- _Exercise objective_
Reproduce all entries precisely, down to the last character.

- _Structured figure records_
###

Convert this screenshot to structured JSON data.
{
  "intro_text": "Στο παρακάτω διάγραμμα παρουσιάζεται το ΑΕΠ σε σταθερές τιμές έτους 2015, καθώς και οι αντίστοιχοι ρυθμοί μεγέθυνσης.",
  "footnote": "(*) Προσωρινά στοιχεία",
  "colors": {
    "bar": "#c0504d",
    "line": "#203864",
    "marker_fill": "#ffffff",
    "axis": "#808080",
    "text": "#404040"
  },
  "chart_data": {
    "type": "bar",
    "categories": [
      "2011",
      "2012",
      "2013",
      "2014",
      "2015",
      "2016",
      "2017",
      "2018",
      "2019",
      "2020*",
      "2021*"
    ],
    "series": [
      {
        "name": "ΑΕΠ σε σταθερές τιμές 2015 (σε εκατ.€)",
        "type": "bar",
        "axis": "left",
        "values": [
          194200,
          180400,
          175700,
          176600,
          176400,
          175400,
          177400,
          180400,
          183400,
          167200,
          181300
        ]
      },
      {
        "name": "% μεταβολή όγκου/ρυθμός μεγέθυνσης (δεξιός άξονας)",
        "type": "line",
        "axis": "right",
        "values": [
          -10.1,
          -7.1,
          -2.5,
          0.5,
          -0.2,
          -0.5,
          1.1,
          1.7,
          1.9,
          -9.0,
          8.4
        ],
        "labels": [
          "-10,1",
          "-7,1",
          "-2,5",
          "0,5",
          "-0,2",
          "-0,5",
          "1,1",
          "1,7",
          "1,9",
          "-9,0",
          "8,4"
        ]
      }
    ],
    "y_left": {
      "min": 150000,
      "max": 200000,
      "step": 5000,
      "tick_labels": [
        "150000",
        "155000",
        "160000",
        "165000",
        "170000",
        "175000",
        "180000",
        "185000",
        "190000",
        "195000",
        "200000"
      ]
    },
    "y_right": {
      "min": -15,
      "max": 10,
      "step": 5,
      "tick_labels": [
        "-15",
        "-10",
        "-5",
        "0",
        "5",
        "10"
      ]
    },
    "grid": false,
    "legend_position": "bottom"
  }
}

###

- _Worked solution_
Convert this screenshot to structured JSON data.
{
  "intro_text": "Στο παρακάτω διάγραμμα παρουσιάζεται το ΑΕΠ σε σταθερές τιμές έτους 2015, καθώς και οι αντίστοιχοι ρυθμοί μεγέθυνσης.",
  "footnote": "(*) Προσωρινά στοιχεία",
  "colors": {
    "bar": "#c0504d",
    "line": "#203864",
    "marker_fill": "#ffffff",
    "axis": "#808080",
    "text": "#404040"
  },
  "chart_data": {
    "type": "bar",
    "categories": [
      "2011",
      "2012",
      "2013",
      "2014",
      "2015",
      "2016",
      "2017",
      "2018",
      "2019",
      "2020*",
      "2021*"
    ],
    "series": [
      {
        "name": "ΑΕΠ σε σταθερές τιμές 2015 (σε εκατ.€)",
        "type": "bar",
        "axis": "left",
        "values": [
          194200,
          180400,
          175700,
          176600,
          176400,
          175400,
          177400,
          180400,
          183400,
          167200,
          181300
        ]
      },
      {
        "name": "% μεταβολή όγκου/ρυθμός μεγέθυνσης (δεξιός άξονας)",
        "type": "line",
        "axis": "right",
        "values": [
          -10.1,
          -7.1,
          -2.5,
          0.5,
          -0.2,
          -0.5,
          1.1,
          1.7,
          1.9,
          -9.0,
          8.4
        ],
        "labels": [
          "-10,1",
          "-7,1",
          "-2,5",
          "0,5",
          "-0,2",
          "-0,5",
          "1,1",
          "1,7",
          "1,9",
          "-9,0",
          "8,4"
        ]
      }
    ],
    "y_left": {
      "min": 150000,
      "max": 200000,
      "step": 5000,
      "tick_labels": [
        "150000",
        "155000",
        "160000",
        "165000",
        "170000",
        "175000",
        "180000",
        "185000",
        "190000",
        "195000",
        "200000"
      ]
    },
    "y_right": {
      "min": -15,
      "max": 10,
      "step": 5,
      "tick_labels": [
        "-15",
        "-10",
        "-5",
        "0",
        "5",
        "10"
      ]
    },
    "grid": false,
    "legend_position": "bottom"
  }
}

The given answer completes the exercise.